# [DIRECTION]
Report how many lines contain "through"; state the number and nothing else.

# [DATASET CONTENT]
------

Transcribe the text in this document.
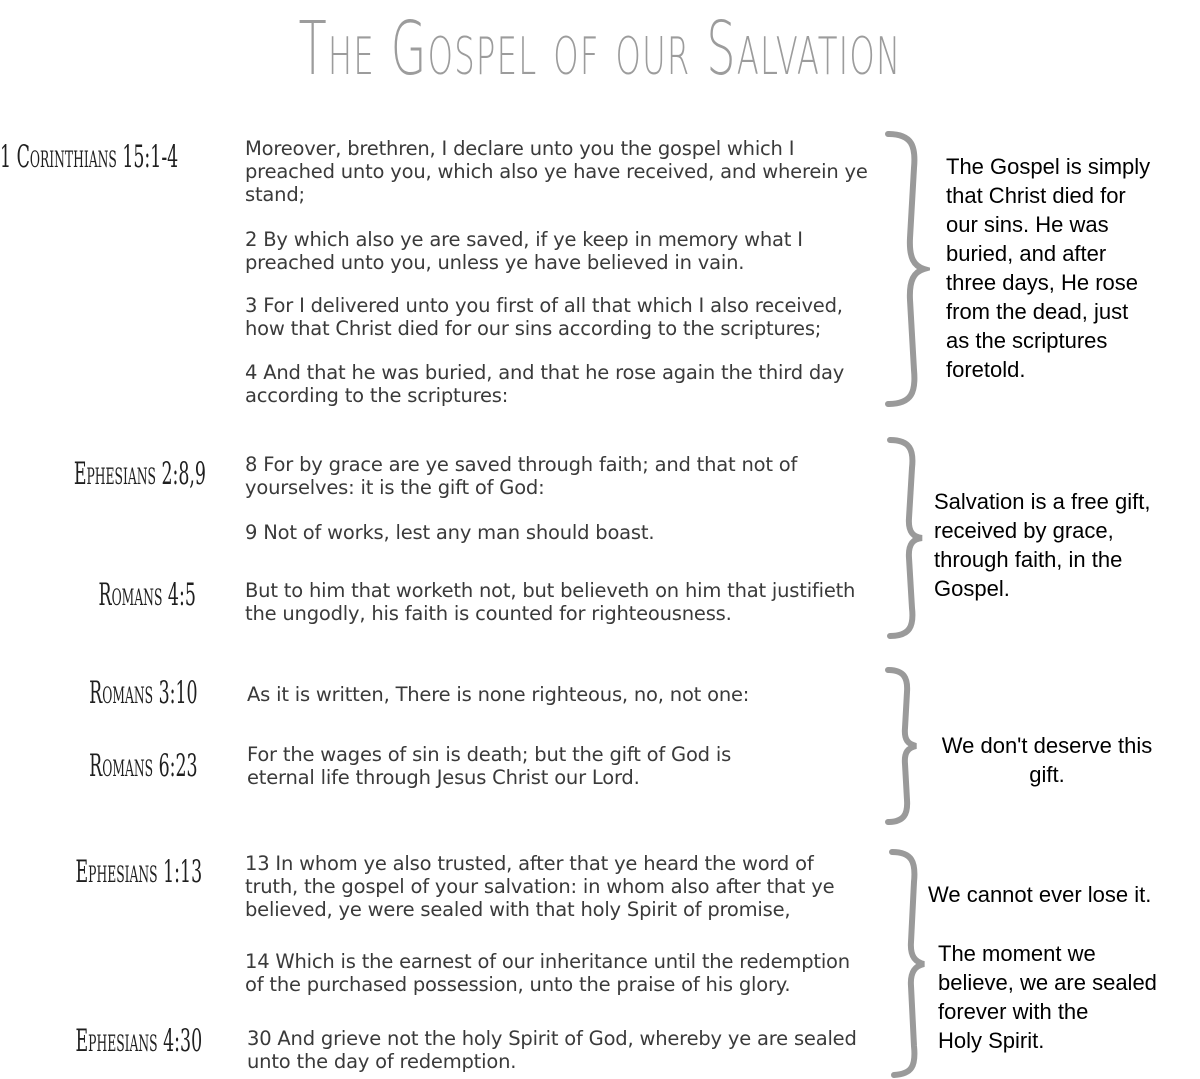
The Gospel of our Salvation
1 Corinthians 15:1-4	Moreover, brethren, I declare unto you the gospel which I
preached unto you, which also ye have received, and wherein ye
stand;
2 By which also ye are saved, if ye keep in memory what I
preached unto you, unless ye have believed in vain.
3 For I delivered unto you first of all that which I also received,
how that Christ died for our sins according to the scriptures;
4 And that he was buried, and that he rose again the third day
according to the scriptures:
The Gospel is simply
that Christ died for
our sins. He was
buried, and after
three days, He rose
from the dead, just
as the scriptures
foretold.
Ephesians 2:8,9
Romans 4:5
8 For by grace are ye saved through faith; and that not of
yourselves: it is the gift of God:
9 Not of works, lest any man should boast.
But to him that worketh not, but believeth on him that justifieth
the ungodly, his faith is counted for righteousness.
Salvation is a free gift,
received by grace,
through faith, in the
Gospel.
Romans 3:10
Romans 6:23
As it is written, There is none righteous, no, not one:
For the wages of sin is death; but the gift of God is
eternal life through Jesus Christ our Lord.
We don't deserve this
gift.
Ephesians 1:13
Ephesians 4:30
13 In whom ye also trusted, after that ye heard the word of
truth, the gospel of your salvation: in whom also after that ye
believed, ye were sealed with that holy Spirit of promise,
14 Which is the earnest of our inheritance until the redemption
of the purchased possession, unto the praise of his glory.
30 And grieve not the holy Spirit of God, whereby ye are sealed
unto the day of redemption.
We cannot ever lose it.
The moment we
believe, we are sealed
forever with the
Holy Spirit.
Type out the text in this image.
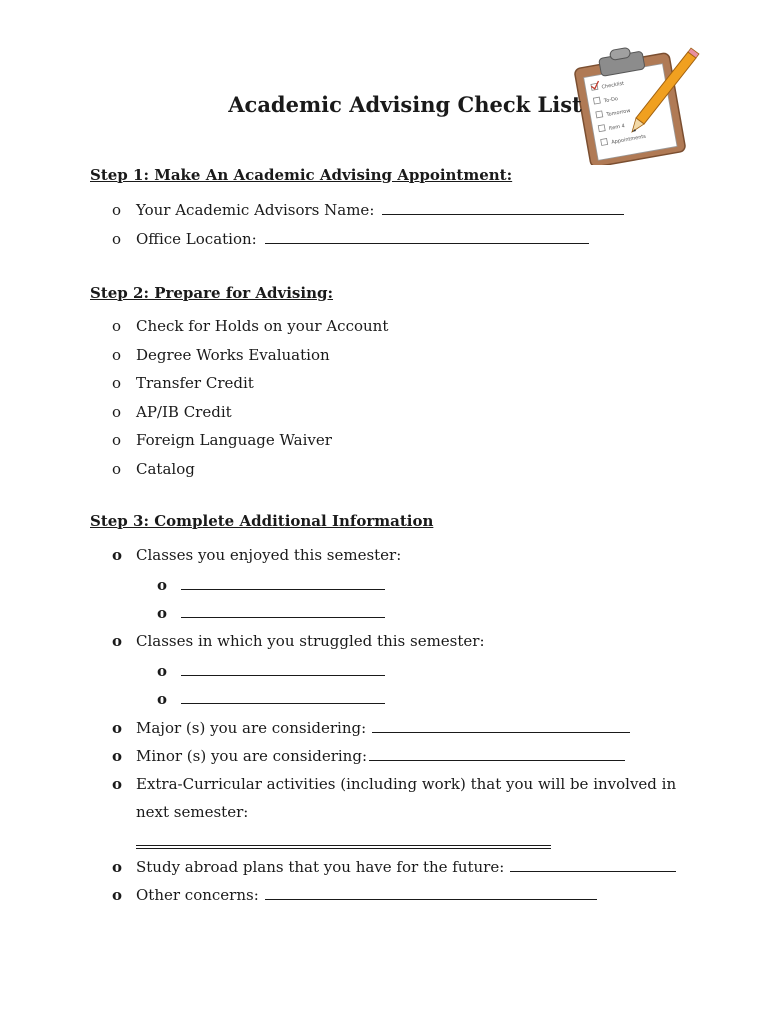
Checklist
To-Do
Tomorrow
Item 4
Appointments
Academic Advising Check List
Step 1: Make An Academic Advising Appointment:
o Your Academic Advisors Name:
o Office Location:
Step 2: Prepare for Advising:
o Check for Holds on your Account
o Degree Works Evaluation
o Transfer Credit
o AP/IB Credit
o Foreign Language Waiver
o Catalog
Step 3: Complete Additional Information
o Classes you enjoyed this semester:
o
o
o Classes in which you struggled this semester:
o
o
o Major (s) you are considering:
o Minor (s) you are considering:
o Extra-Curricular activities (including work) that you will be involved in
next semester:
o Study abroad plans that you have for the future:
o Other concerns:
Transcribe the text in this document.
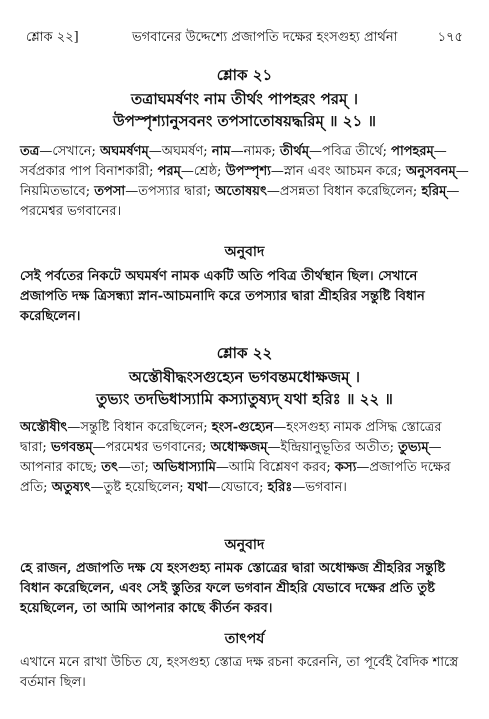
শ্লোক ২২]	ভগবানের উদ্দেশ্যে প্রজাপতি দক্ষের হংসগুহ্য প্রার্থনা	১৭৫

শ্লোক ২১

তত্রাঘমর্ষণং নাম তীর্থং পাপহরং পরম্ ।

উপস্পৃশ্যানুসবনং তপসাতোষয়দ্ধরিম্ ॥ ২১ ॥

তত্র—সেখানে; অঘমর্ষণম্—অঘমর্ষণ; নাম—নামক; তীর্থম্—পবিত্র তীর্থে; পাপহরম্—সর্বপ্রকার পাপ বিনাশকারী; পরম্—শ্রেষ্ঠ; উপস্পৃশ্য—স্নান এবং আচমন করে; অনুসবনম্—নিয়মিতভাবে; তপসা—তপস্যার দ্বারা; অতোষয়ৎ—প্রসন্নতা বিধান করেছিলেন; হরিম্—পরমেশ্বর ভগবানের।

অনুবাদ

সেই পর্বতের নিকটে অঘমর্ষণ নামক একটি অতি পবিত্র তীর্থস্থান ছিল। সেখানে প্রজাপতি দক্ষ ত্রিসন্ধ্যা স্নান-আচমনাদি করে তপস্যার দ্বারা শ্রীহরির সন্তুষ্টি বিধান করেছিলেন।

শ্লোক ২২

অস্তৌষীদ্ধংসগুহ্যেন ভগবন্তমধোক্ষজম্ ।

তুভ্যং তদভিধাস্যামি কস্যাতুষ্যদ্ যথা হরিঃ ॥ ২২ ॥

অস্তৌষীৎ—সন্তুষ্টি বিধান করেছিলেন; হংস-গুহ্যেন—হংসগুহ্য নামক প্রসিদ্ধ স্তোত্রের দ্বারা; ভগবন্তম্—পরমেশ্বর ভগবানের; অধোক্ষজম্—ইন্দ্রিয়ানুভূতির অতীত; তুভ্যম্—আপনার কাছে; তৎ—তা; অভিধাস্যামি—আমি বিশ্লেষণ করব; কস্য—প্রজাপতি দক্ষের প্রতি; অতুষ্যৎ—তুষ্ট হয়েছিলেন; যথা—যেভাবে; হরিঃ—ভগবান।

অনুবাদ

হে রাজন, প্রজাপতি দক্ষ যে হংসগুহ্য নামক স্তোত্রের দ্বারা অধোক্ষজ শ্রীহরির সন্তুষ্টি বিধান করেছিলেন, এবং সেই স্তুতির ফলে ভগবান শ্রীহরি যেভাবে দক্ষের প্রতি তুষ্ট হয়েছিলেন, তা আমি আপনার কাছে কীর্তন করব।

তাৎপর্য

এখানে মনে রাখা উচিত যে, হংসগুহ্য স্তোত্র দক্ষ রচনা করেননি, তা পূর্বেই বৈদিক শাস্ত্রে বর্তমান ছিল।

------

# [FINISHED ANSWER]
3